Instructions for the task:
Send back the records in full, character for character.

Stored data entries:
__________________________________________________

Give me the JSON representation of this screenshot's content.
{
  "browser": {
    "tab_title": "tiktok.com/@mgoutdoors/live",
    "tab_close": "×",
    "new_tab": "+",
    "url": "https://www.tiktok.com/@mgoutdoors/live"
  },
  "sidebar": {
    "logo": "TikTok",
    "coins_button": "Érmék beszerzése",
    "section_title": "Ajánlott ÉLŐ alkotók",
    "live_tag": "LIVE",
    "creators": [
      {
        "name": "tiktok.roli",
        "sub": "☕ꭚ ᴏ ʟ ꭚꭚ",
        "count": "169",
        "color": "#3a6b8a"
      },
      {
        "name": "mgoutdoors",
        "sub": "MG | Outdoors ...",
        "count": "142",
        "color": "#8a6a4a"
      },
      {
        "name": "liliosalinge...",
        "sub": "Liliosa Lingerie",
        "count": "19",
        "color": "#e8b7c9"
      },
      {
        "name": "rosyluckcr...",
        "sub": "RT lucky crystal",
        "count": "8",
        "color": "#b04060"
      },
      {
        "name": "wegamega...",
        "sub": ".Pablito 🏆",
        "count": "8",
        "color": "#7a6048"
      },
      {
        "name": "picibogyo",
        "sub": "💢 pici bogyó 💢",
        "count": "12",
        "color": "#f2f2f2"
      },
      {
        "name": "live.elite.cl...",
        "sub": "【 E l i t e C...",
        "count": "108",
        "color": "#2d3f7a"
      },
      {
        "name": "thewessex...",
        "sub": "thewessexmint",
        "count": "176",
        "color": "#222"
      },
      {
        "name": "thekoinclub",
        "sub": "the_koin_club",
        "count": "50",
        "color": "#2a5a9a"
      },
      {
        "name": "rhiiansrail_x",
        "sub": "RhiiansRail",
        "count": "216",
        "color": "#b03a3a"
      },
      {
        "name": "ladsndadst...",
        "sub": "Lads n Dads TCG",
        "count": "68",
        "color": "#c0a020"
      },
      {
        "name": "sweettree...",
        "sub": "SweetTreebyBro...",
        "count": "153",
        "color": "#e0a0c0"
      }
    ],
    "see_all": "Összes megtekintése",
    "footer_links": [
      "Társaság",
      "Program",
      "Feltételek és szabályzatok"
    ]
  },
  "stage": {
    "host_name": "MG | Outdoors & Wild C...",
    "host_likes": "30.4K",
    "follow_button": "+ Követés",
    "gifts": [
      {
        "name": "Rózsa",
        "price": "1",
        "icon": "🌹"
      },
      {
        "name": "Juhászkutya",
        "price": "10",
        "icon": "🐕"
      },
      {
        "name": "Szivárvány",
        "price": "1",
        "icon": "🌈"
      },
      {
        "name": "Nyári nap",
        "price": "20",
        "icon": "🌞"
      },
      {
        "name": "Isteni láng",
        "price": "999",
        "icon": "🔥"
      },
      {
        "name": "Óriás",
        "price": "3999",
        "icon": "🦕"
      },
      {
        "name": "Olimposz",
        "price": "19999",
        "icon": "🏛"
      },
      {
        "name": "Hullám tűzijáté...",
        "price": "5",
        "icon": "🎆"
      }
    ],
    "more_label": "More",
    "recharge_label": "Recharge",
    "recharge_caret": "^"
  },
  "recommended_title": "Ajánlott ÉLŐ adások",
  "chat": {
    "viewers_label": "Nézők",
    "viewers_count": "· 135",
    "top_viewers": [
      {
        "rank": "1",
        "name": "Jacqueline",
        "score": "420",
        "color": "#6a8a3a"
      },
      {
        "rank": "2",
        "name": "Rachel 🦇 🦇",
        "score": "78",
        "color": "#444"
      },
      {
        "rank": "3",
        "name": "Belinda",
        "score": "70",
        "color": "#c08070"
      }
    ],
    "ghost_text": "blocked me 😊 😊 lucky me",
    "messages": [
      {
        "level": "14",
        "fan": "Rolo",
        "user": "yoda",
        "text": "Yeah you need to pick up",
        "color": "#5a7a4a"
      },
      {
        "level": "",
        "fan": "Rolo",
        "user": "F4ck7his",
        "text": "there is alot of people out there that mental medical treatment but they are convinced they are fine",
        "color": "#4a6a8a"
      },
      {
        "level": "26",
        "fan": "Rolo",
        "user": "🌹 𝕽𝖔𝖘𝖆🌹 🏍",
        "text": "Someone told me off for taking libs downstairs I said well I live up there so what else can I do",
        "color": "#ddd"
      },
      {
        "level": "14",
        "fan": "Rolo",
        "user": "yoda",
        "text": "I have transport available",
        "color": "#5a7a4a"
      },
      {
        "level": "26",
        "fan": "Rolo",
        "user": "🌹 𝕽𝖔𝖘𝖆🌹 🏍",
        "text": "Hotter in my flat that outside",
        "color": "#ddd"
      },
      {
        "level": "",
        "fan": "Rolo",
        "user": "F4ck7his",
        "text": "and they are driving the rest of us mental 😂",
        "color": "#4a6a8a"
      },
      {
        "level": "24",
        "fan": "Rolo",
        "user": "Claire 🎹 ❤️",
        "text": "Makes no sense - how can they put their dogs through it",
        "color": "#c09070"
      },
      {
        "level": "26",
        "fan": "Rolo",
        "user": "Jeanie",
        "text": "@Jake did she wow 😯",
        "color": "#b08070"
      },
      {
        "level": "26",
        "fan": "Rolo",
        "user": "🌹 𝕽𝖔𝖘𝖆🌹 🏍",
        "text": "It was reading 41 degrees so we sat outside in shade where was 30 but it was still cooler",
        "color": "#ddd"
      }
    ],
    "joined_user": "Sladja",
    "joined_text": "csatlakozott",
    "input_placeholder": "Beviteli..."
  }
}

__________________________________________________

Full response:
Give me the JSON representation of this screenshot's content.
{
  "browser": {
    "tab_title": "tiktok.com/@mgoutdoors/live",
    "tab_close": "×",
    "new_tab": "+",
    "url": "https://www.tiktok.com/@mgoutdoors/live"
  },
  "sidebar": {
    "logo": "TikTok",
    "coins_button": "Érmék beszerzése",
    "section_title": "Ajánlott ÉLŐ alkotók",
    "live_tag": "LIVE",
    "creators": [
      {
        "name": "tiktok.roli",
        "sub": "☕ꭚ ᴏ ʟ ꭚꭚ",
        "count": "169",
        "color": "#3a6b8a"
      },
      {
        "name": "mgoutdoors",
        "sub": "MG | Outdoors ...",
        "count": "142",
        "color": "#8a6a4a"
      },
      {
        "name": "liliosalinge...",
        "sub": "Liliosa Lingerie",
        "count": "19",
        "color": "#e8b7c9"
      },
      {
        "name": "rosyluckcr...",
        "sub": "RT lucky crystal",
        "count": "8",
        "color": "#b04060"
      },
      {
        "name": "wegamega...",
        "sub": ".Pablito 🏆",
        "count": "8",
        "color": "#7a6048"
      },
      {
        "name": "picibogyo",
        "sub": "💢 pici bogyó 💢",
        "count": "12",
        "color": "#f2f2f2"
      },
      {
        "name": "live.elite.cl...",
        "sub": "【 E l i t e C...",
        "count": "108",
        "color": "#2d3f7a"
      },
      {
        "name": "thewessex...",
        "sub": "thewessexmint",
        "count": "176",
        "color": "#222"
      },
      {
        "name": "thekoinclub",
        "sub": "the_koin_club",
        "count": "50",
        "color": "#2a5a9a"
      },
      {
        "name": "rhiiansrail_x",
        "sub": "RhiiansRail",
        "count": "216",
        "color": "#b03a3a"
      },
      {
        "name": "ladsndadst...",
        "sub": "Lads n Dads TCG",
        "count": "68",
        "color": "#c0a020"
      },
      {
        "name": "sweettree...",
        "sub": "SweetTreebyBro...",
        "count": "153",
        "color": "#e0a0c0"
      }
    ],
    "see_all": "Összes megtekintése",
    "footer_links": [
      "Társaság",
      "Program",
      "Feltételek és szabályzatok"
    ]
  },
  "stage": {
    "host_name": "MG | Outdoors & Wild C...",
    "host_likes": "30.4K",
    "follow_button": "+ Követés",
    "gifts": [
      {
        "name": "Rózsa",
        "price": "1",
        "icon": "🌹"
      },
      {
        "name": "Juhászkutya",
        "price": "10",
        "icon": "🐕"
      },
      {
        "name": "Szivárvány",
        "price": "1",
        "icon": "🌈"
      },
      {
        "name": "Nyári nap",
        "price": "20",
        "icon": "🌞"
      },
      {
        "name": "Isteni láng",
        "price": "999",
        "icon": "🔥"
      },
      {
        "name": "Óriás",
        "price": "3999",
        "icon": "🦕"
      },
      {
        "name": "Olimposz",
        "price": "19999",
        "icon": "🏛"
      },
      {
        "name": "Hullám tűzijáté...",
        "price": "5",
        "icon": "🎆"
      }
    ],
    "more_label": "More",
    "recharge_label": "Recharge",
    "recharge_caret": "^"
  },
  "recommended_title": "Ajánlott ÉLŐ adások",
  "chat": {
    "viewers_label": "Nézők",
    "viewers_count": "· 135",
    "top_viewers": [
      {
        "rank": "1",
        "name": "Jacqueline",
        "score": "420",
        "color": "#6a8a3a"
      },
      {
        "rank": "2",
        "name": "Rachel 🦇 🦇",
        "score": "78",
        "color": "#444"
      },
      {
        "rank": "3",
        "name": "Belinda",
        "score": "70",
        "color": "#c08070"
      }
    ],
    "ghost_text": "blocked me 😊 😊 lucky me",
    "messages": [
      {
        "level": "14",
        "fan": "Rolo",
        "user": "yoda",
        "text": "Yeah you need to pick up",
        "color": "#5a7a4a"
      },
      {
        "level": "",
        "fan": "Rolo",
        "user": "F4ck7his",
        "text": "there is alot of people out there that mental medical treatment but they are convinced they are fine",
        "color": "#4a6a8a"
      },
      {
        "level": "26",
        "fan": "Rolo",
        "user": "🌹 𝕽𝖔𝖘𝖆🌹 🏍",
        "text": "Someone told me off for taking libs downstairs I said well I live up there so what else can I do",
        "color": "#ddd"
      },
      {
        "level": "14",
        "fan": "Rolo",
        "user": "yoda",
        "text": "I have transport available",
        "color": "#5a7a4a"
      },
      {
        "level": "26",
        "fan": "Rolo",
        "user": "🌹 𝕽𝖔𝖘𝖆🌹 🏍",
        "text": "Hotter in my flat that outside",
        "color": "#ddd"
      },
      {
        "level": "",
        "fan": "Rolo",
        "user": "F4ck7his",
        "text": "and they are driving the rest of us mental 😂",
        "color": "#4a6a8a"
      },
      {
        "level": "24",
        "fan": "Rolo",
        "user": "Claire 🎹 ❤️",
        "text": "Makes no sense - how can they put their dogs through it",
        "color": "#c09070"
      },
      {
        "level": "26",
        "fan": "Rolo",
        "user": "Jeanie",
        "text": "@Jake did she wow 😯",
        "color": "#b08070"
      },
      {
        "level": "26",
        "fan": "Rolo",
        "user": "🌹 𝕽𝖔𝖘𝖆🌹 🏍",
        "text": "It was reading 41 degrees so we sat outside in shade where was 30 but it was still cooler",
        "color": "#ddd"
      }
    ],
    "joined_user": "Sladja",
    "joined_text": "csatlakozott",
    "input_placeholder": "Beviteli..."
  }
}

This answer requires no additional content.